[YOUR TASK]
Extract the complete listing and output it unchanged.

[DATA FOR THE TASK]
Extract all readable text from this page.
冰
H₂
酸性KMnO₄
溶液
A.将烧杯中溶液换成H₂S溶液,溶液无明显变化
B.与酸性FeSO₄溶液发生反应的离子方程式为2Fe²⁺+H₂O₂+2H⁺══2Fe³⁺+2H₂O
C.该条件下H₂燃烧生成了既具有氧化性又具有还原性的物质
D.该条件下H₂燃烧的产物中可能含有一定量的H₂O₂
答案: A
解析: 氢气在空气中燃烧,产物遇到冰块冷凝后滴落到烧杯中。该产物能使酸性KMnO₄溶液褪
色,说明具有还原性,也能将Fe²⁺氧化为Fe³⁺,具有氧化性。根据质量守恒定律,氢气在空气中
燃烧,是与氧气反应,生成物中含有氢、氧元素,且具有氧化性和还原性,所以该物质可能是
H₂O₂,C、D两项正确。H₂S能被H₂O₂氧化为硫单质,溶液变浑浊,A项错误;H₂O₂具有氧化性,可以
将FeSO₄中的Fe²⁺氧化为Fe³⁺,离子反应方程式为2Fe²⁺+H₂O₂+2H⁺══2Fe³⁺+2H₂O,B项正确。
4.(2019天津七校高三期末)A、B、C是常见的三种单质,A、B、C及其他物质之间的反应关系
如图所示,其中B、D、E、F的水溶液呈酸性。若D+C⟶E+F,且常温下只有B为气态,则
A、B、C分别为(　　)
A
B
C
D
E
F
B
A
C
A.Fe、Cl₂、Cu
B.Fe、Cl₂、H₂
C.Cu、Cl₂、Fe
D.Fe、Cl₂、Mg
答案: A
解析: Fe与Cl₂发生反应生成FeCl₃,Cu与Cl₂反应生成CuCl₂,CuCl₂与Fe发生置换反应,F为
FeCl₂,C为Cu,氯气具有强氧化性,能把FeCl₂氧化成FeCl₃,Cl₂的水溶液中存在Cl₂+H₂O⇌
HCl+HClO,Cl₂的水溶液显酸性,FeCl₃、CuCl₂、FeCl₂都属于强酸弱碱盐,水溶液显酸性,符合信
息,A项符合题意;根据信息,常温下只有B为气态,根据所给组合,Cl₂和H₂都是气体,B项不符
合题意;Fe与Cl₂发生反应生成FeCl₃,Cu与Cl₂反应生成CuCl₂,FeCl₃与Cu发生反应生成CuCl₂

[TASK RESULT]
Extract all readable text from this page.
冰
H₂
酸性KMnO₄
溶液
A.将烧杯中溶液换成H₂S溶液,溶液无明显变化
B.与酸性FeSO₄溶液发生反应的离子方程式为2Fe²⁺+H₂O₂+2H⁺══2Fe³⁺+2H₂O
C.该条件下H₂燃烧生成了既具有氧化性又具有还原性的物质
D.该条件下H₂燃烧的产物中可能含有一定量的H₂O₂
答案: A
解析: 氢气在空气中燃烧,产物遇到冰块冷凝后滴落到烧杯中。该产物能使酸性KMnO₄溶液褪
色,说明具有还原性,也能将Fe²⁺氧化为Fe³⁺,具有氧化性。根据质量守恒定律,氢气在空气中
燃烧,是与氧气反应,生成物中含有氢、氧元素,且具有氧化性和还原性,所以该物质可能是
H₂O₂,C、D两项正确。H₂S能被H₂O₂氧化为硫单质,溶液变浑浊,A项错误;H₂O₂具有氧化性,可以
将FeSO₄中的Fe²⁺氧化为Fe³⁺,离子反应方程式为2Fe²⁺+H₂O₂+2H⁺══2Fe³⁺+2H₂O,B项正确。
4.(2019天津七校高三期末)A、B、C是常见的三种单质,A、B、C及其他物质之间的反应关系
如图所示,其中B、D、E、F的水溶液呈酸性。若D+C⟶E+F,且常温下只有B为气态,则
A、B、C分别为(　　)
A
B
C
D
E
F
B
A
C
A.Fe、Cl₂、Cu
B.Fe、Cl₂、H₂
C.Cu、Cl₂、Fe
D.Fe、Cl₂、Mg
答案: A
解析: Fe与Cl₂发生反应生成FeCl₃,Cu与Cl₂反应生成CuCl₂,CuCl₂与Fe发生置换反应,F为
FeCl₂,C为Cu,氯气具有强氧化性,能把FeCl₂氧化成FeCl₃,Cl₂的水溶液中存在Cl₂+H₂O⇌
HCl+HClO,Cl₂的水溶液显酸性,FeCl₃、CuCl₂、FeCl₂都属于强酸弱碱盐,水溶液显酸性,符合信
息,A项符合题意;根据信息,常温下只有B为气态,根据所给组合,Cl₂和H₂都是气体,B项不符
合题意;Fe与Cl₂发生反应生成FeCl₃,Cu与Cl₂反应生成CuCl₂,FeCl₃与Cu发生反应生成CuCl₂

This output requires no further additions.